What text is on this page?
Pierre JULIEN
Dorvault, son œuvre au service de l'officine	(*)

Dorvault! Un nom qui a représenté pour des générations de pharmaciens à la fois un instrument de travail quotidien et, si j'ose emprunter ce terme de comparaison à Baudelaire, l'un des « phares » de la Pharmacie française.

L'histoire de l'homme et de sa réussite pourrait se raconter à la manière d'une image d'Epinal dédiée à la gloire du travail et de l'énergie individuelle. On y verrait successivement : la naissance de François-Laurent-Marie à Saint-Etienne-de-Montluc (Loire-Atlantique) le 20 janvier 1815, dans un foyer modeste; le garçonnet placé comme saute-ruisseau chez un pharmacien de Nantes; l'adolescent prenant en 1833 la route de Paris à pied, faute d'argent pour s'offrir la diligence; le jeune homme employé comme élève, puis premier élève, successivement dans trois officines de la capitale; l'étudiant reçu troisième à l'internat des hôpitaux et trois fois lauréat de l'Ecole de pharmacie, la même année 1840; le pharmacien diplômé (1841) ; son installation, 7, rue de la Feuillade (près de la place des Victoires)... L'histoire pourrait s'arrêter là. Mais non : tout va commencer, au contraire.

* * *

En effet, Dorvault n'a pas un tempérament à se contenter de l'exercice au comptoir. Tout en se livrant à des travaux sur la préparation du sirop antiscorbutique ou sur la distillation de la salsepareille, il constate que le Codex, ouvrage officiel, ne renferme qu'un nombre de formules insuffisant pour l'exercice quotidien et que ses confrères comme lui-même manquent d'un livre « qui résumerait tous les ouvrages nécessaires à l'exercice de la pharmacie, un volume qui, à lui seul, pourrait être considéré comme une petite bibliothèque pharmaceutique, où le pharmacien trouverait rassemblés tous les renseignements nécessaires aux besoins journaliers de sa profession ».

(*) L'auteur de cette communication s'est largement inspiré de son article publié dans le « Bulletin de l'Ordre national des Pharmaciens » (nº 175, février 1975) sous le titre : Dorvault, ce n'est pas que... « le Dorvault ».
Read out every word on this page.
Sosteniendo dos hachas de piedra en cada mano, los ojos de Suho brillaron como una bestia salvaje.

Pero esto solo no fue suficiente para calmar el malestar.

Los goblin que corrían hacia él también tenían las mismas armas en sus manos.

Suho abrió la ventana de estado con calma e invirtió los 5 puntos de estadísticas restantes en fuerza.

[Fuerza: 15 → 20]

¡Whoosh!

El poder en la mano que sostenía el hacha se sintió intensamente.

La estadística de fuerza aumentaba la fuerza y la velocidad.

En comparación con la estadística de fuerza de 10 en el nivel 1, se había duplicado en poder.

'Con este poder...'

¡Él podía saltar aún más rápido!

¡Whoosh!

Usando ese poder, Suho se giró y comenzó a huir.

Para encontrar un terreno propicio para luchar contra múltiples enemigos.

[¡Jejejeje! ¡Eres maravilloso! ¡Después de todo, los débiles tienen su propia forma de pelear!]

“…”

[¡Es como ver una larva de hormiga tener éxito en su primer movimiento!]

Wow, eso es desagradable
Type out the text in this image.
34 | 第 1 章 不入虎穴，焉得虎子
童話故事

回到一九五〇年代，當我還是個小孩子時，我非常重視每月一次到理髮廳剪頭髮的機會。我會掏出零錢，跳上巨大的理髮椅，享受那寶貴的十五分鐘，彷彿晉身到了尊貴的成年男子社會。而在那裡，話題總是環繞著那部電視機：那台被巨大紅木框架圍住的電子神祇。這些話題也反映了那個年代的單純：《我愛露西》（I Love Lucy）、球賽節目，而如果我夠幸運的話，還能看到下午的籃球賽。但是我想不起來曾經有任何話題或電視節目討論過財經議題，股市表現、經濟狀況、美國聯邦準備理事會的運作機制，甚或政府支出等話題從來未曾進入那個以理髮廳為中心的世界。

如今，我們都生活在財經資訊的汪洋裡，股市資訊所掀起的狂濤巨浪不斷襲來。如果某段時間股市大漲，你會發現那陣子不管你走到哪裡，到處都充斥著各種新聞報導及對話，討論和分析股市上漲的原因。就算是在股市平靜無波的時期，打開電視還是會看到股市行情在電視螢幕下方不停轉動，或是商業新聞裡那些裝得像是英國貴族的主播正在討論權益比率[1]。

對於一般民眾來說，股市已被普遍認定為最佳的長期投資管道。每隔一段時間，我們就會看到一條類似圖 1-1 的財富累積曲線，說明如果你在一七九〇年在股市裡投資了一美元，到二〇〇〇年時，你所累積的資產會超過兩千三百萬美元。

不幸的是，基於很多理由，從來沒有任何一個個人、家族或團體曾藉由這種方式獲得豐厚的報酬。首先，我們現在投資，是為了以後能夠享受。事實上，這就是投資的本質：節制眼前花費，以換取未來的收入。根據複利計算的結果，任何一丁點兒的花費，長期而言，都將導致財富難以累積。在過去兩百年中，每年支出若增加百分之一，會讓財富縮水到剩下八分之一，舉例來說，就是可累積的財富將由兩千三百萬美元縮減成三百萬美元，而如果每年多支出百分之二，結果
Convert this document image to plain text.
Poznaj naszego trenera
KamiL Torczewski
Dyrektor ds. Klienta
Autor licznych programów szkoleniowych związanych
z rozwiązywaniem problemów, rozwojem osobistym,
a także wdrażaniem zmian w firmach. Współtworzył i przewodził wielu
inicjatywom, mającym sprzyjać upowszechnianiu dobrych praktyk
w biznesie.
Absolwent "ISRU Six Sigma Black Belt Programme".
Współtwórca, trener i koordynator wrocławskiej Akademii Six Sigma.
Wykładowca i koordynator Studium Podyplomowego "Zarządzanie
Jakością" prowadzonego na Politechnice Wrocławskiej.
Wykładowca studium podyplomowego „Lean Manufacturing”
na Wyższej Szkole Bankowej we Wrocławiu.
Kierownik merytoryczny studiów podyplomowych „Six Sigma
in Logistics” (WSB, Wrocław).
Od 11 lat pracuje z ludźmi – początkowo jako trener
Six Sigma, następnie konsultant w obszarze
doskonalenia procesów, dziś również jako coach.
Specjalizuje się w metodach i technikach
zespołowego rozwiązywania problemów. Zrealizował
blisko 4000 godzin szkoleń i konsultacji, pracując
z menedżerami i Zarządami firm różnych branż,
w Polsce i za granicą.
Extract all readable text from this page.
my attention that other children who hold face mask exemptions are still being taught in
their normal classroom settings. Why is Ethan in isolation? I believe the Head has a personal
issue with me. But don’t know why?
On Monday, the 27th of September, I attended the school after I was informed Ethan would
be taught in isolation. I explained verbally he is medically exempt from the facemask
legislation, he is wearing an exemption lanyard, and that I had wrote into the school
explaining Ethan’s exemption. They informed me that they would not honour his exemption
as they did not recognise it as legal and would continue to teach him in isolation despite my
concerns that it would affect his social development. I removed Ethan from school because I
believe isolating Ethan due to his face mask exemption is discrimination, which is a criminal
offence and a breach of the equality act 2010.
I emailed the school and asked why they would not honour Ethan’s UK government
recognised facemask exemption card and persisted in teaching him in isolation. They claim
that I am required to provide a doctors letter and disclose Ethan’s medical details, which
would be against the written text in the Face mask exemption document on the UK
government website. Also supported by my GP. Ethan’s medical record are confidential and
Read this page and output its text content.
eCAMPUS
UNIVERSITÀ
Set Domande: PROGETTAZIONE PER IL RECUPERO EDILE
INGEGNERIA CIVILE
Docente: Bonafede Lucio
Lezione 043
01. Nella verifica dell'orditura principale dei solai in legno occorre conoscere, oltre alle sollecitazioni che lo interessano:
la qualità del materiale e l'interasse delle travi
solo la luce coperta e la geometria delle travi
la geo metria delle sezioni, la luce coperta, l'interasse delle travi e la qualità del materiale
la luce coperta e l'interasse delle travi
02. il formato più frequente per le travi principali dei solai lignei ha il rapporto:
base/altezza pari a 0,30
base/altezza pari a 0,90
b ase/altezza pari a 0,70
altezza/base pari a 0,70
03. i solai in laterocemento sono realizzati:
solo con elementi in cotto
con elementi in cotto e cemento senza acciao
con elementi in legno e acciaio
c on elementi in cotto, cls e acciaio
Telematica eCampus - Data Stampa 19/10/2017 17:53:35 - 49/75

######

Scan the listing above for the word "luce" and show each line where it is found.

solo la luce coperta e la geometria delle travi
la geo metria delle sezioni, la luce coperta, l'interasse delle travi e la qualità del materiale
la luce coperta e l'interasse delle travi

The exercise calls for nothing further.